__Prompt__:
Read the data and repeat it in full, exactly.

* Begin Data lines *

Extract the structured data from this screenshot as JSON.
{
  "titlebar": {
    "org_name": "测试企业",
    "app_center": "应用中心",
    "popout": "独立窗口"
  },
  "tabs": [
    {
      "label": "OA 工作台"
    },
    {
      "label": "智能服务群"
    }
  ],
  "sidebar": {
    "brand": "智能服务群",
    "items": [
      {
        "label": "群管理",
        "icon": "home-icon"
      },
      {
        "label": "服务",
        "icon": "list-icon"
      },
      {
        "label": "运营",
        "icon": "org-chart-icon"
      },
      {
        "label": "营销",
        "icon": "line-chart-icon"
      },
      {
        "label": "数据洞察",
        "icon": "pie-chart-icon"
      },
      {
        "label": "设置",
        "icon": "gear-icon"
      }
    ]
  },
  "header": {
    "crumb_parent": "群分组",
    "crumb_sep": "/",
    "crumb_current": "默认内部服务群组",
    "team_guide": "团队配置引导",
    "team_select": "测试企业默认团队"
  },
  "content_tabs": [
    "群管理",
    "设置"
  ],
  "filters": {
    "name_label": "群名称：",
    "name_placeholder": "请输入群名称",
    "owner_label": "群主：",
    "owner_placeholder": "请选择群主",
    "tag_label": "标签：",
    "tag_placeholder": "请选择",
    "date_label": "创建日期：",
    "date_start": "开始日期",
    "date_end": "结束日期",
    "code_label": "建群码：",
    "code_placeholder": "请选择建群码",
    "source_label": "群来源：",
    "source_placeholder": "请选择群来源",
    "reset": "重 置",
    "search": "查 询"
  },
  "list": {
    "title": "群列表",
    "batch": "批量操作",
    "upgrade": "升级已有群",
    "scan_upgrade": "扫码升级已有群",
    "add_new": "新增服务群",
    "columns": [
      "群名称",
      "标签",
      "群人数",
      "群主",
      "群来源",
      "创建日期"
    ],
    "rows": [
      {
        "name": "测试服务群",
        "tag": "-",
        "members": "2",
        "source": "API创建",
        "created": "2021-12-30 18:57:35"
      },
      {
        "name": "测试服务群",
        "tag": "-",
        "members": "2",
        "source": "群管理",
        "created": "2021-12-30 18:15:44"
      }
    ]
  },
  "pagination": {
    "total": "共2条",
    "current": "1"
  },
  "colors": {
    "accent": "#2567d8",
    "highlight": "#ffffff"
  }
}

* End Data lines *

__Solution to this problem__:
Extract the structured data from this screenshot as JSON.
{
  "titlebar": {
    "org_name": "测试企业",
    "app_center": "应用中心",
    "popout": "独立窗口"
  },
  "tabs": [
    {
      "label": "OA 工作台"
    },
    {
      "label": "智能服务群"
    }
  ],
  "sidebar": {
    "brand": "智能服务群",
    "items": [
      {
        "label": "群管理",
        "icon": "home-icon"
      },
      {
        "label": "服务",
        "icon": "list-icon"
      },
      {
        "label": "运营",
        "icon": "org-chart-icon"
      },
      {
        "label": "营销",
        "icon": "line-chart-icon"
      },
      {
        "label": "数据洞察",
        "icon": "pie-chart-icon"
      },
      {
        "label": "设置",
        "icon": "gear-icon"
      }
    ]
  },
  "header": {
    "crumb_parent": "群分组",
    "crumb_sep": "/",
    "crumb_current": "默认内部服务群组",
    "team_guide": "团队配置引导",
    "team_select": "测试企业默认团队"
  },
  "content_tabs": [
    "群管理",
    "设置"
  ],
  "filters": {
    "name_label": "群名称：",
    "name_placeholder": "请输入群名称",
    "owner_label": "群主：",
    "owner_placeholder": "请选择群主",
    "tag_label": "标签：",
    "tag_placeholder": "请选择",
    "date_label": "创建日期：",
    "date_start": "开始日期",
    "date_end": "结束日期",
    "code_label": "建群码：",
    "code_placeholder": "请选择建群码",
    "source_label": "群来源：",
    "source_placeholder": "请选择群来源",
    "reset": "重 置",
    "search": "查 询"
  },
  "list": {
    "title": "群列表",
    "batch": "批量操作",
    "upgrade": "升级已有群",
    "scan_upgrade": "扫码升级已有群",
    "add_new": "新增服务群",
    "columns": [
      "群名称",
      "标签",
      "群人数",
      "群主",
      "群来源",
      "创建日期"
    ],
    "rows": [
      {
        "name": "测试服务群",
        "tag": "-",
        "members": "2",
        "source": "API创建",
        "created": "2021-12-30 18:57:35"
      },
      {
        "name": "测试服务群",
        "tag": "-",
        "members": "2",
        "source": "群管理",
        "created": "2021-12-30 18:15:44"
      }
    ]
  },
  "pagination": {
    "total": "共2条",
    "current": "1"
  },
  "colors": {
    "accent": "#2567d8",
    "highlight": "#ffffff"
  }
}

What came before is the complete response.